PROBLEM - State the number of lines in these records that include the word "principles", and add nothing to it.

┄┄┄┄┄┄┄┄┄┄

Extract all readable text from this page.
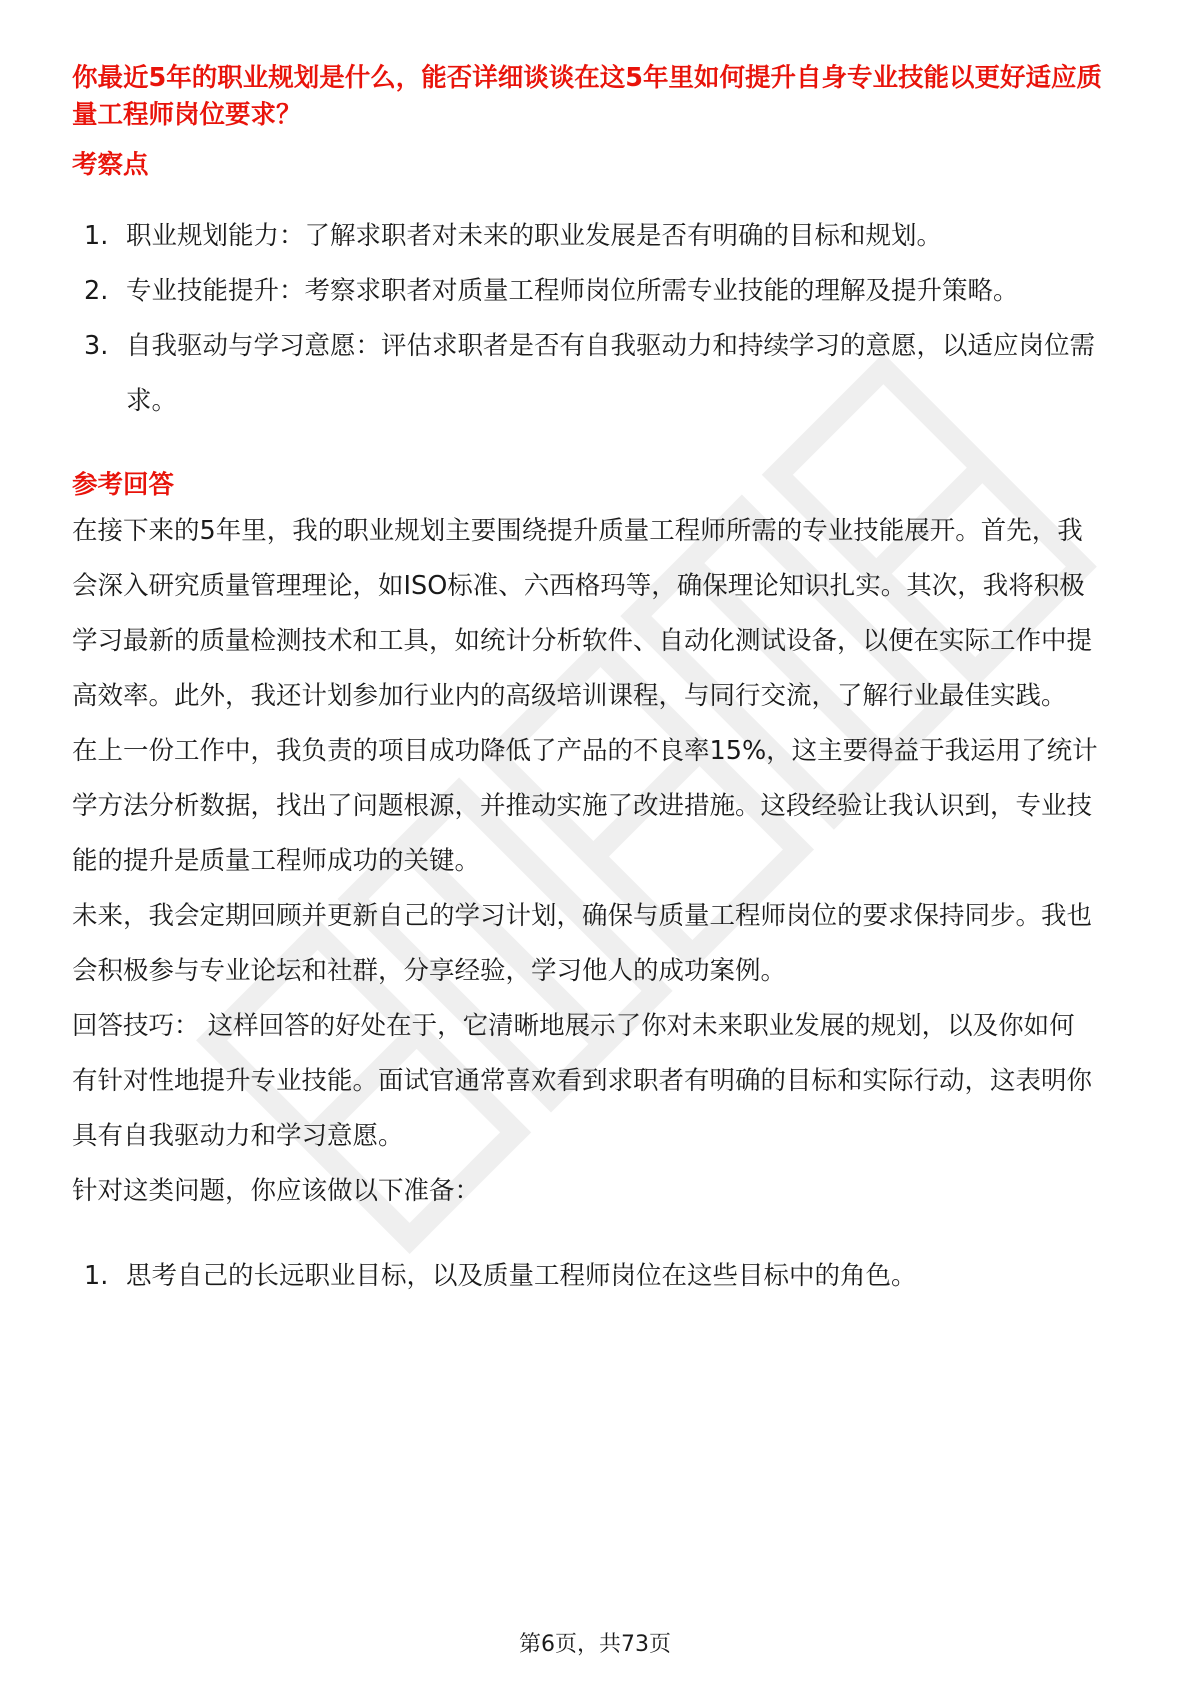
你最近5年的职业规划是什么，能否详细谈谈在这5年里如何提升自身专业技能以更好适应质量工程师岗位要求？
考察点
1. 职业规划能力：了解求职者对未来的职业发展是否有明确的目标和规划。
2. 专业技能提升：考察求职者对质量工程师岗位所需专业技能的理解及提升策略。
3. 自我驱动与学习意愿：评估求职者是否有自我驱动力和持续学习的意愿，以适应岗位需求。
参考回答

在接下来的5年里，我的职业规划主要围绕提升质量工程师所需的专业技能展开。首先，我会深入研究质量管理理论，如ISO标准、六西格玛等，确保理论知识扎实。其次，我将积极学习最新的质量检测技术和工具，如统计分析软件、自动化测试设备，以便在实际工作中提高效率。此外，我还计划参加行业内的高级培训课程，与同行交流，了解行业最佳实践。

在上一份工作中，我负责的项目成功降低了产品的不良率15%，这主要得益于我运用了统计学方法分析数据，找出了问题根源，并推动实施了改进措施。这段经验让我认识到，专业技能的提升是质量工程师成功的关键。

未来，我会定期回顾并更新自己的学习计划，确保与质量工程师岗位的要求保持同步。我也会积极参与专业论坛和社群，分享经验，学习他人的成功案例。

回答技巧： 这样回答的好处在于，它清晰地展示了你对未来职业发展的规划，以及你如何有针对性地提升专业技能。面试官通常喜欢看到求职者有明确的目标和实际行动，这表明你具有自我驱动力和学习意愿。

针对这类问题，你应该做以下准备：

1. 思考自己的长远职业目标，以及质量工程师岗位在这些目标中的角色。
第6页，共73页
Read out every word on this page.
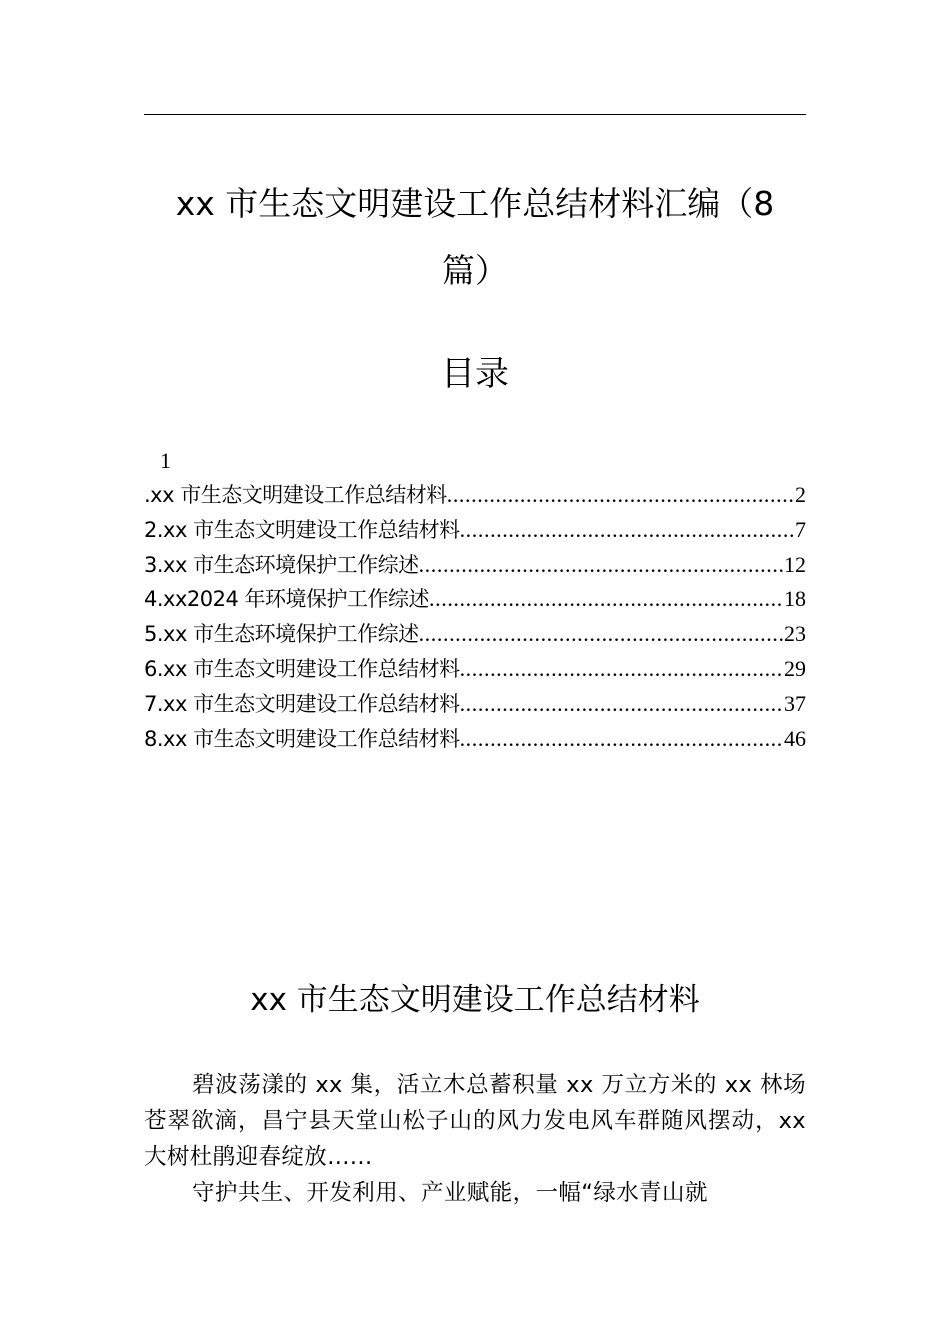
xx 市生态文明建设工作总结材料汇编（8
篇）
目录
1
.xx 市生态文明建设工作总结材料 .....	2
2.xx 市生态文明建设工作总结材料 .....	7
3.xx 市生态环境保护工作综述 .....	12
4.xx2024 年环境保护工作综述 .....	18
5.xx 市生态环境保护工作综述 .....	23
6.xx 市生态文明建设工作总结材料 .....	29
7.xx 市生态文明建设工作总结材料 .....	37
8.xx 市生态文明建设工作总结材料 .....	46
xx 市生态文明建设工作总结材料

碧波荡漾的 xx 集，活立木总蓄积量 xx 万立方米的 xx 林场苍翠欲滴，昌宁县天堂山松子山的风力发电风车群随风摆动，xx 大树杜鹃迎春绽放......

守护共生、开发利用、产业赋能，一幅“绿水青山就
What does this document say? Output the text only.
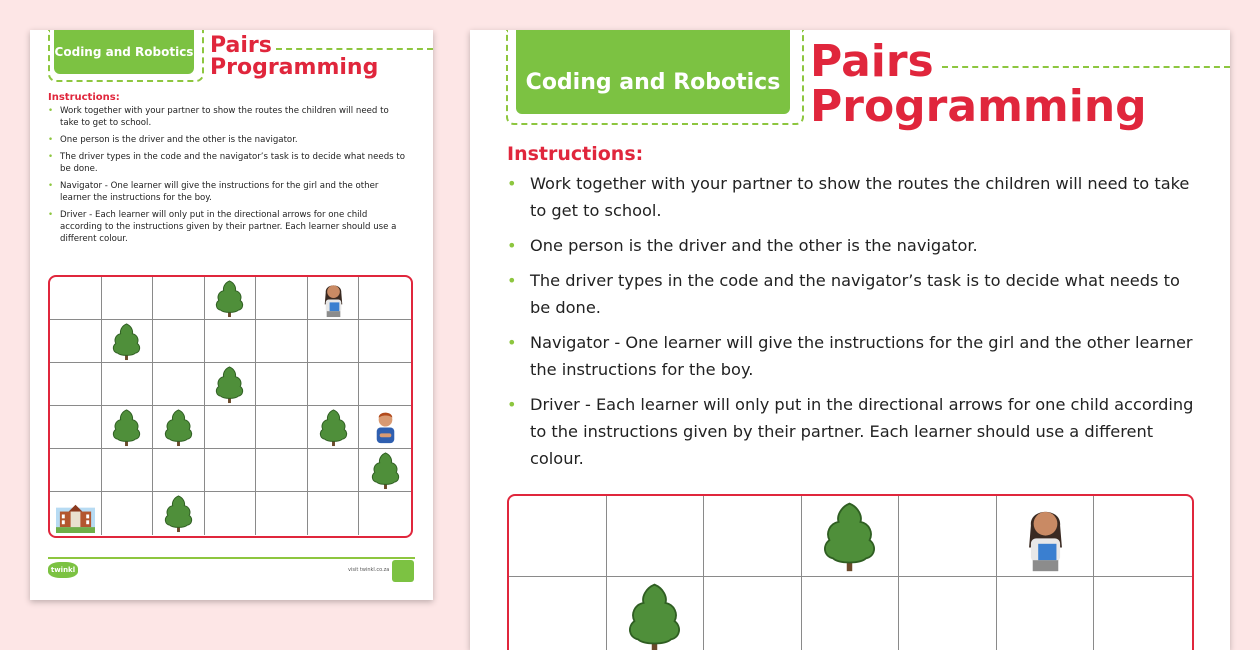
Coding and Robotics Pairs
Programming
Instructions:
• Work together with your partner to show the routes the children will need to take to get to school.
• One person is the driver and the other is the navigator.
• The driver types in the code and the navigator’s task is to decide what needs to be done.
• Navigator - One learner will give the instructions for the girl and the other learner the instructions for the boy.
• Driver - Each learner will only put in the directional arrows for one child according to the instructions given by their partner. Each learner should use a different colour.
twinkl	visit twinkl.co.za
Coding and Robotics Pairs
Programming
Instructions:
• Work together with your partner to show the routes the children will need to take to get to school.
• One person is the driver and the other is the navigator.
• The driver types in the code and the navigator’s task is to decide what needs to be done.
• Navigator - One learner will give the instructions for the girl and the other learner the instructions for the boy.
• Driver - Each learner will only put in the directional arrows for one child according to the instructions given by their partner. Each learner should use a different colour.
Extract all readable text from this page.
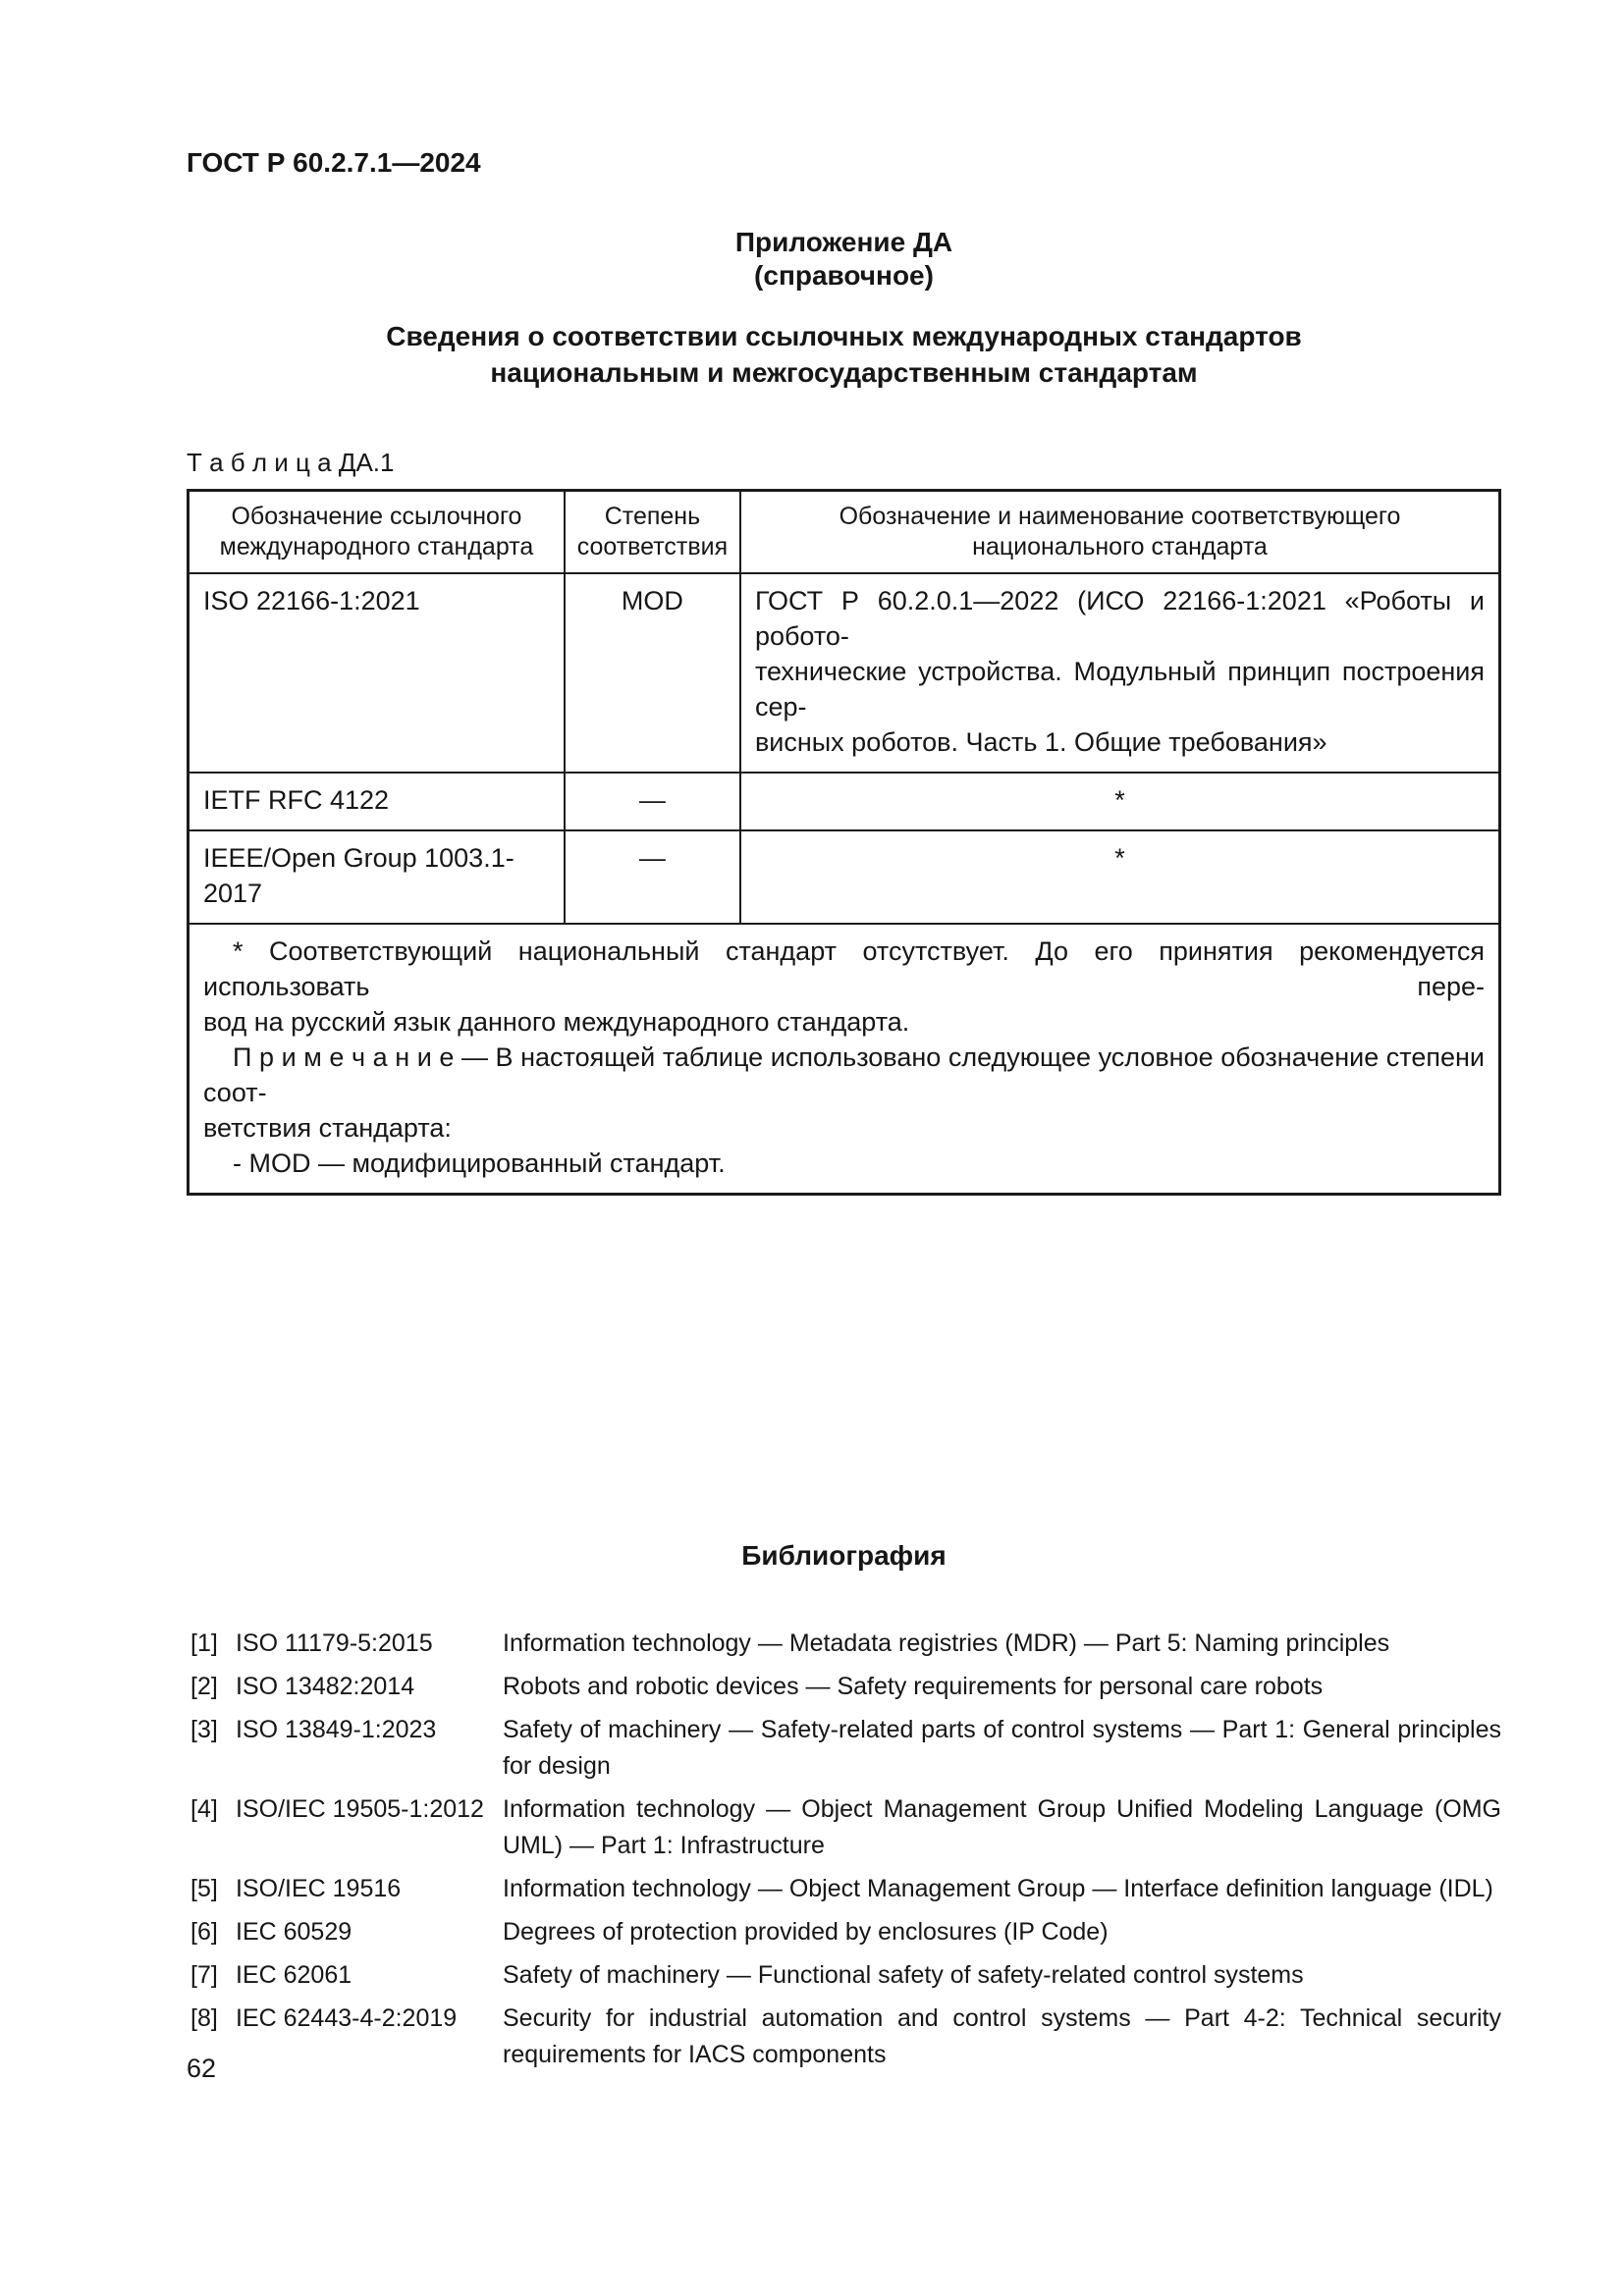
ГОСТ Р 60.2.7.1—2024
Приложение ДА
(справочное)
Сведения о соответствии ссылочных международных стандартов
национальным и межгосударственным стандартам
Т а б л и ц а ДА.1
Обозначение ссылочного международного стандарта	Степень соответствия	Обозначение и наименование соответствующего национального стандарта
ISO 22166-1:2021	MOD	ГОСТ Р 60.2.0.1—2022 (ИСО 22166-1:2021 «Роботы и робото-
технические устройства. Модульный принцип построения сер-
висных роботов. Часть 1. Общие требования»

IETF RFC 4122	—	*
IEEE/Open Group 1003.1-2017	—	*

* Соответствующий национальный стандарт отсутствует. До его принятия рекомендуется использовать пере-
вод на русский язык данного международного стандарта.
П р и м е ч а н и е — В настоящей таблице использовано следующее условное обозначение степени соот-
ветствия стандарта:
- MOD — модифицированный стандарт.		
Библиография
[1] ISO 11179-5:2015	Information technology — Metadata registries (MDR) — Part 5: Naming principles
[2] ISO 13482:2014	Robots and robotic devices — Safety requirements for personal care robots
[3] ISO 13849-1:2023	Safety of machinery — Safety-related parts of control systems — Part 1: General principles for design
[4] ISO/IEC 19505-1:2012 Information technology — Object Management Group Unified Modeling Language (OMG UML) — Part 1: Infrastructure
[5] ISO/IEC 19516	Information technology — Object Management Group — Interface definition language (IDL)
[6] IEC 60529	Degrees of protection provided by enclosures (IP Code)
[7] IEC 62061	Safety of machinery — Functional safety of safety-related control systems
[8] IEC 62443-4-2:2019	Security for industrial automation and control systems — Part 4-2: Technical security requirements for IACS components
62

┄┄┄┄┄┄┄┄┄┄

ANSWER BELOW - 2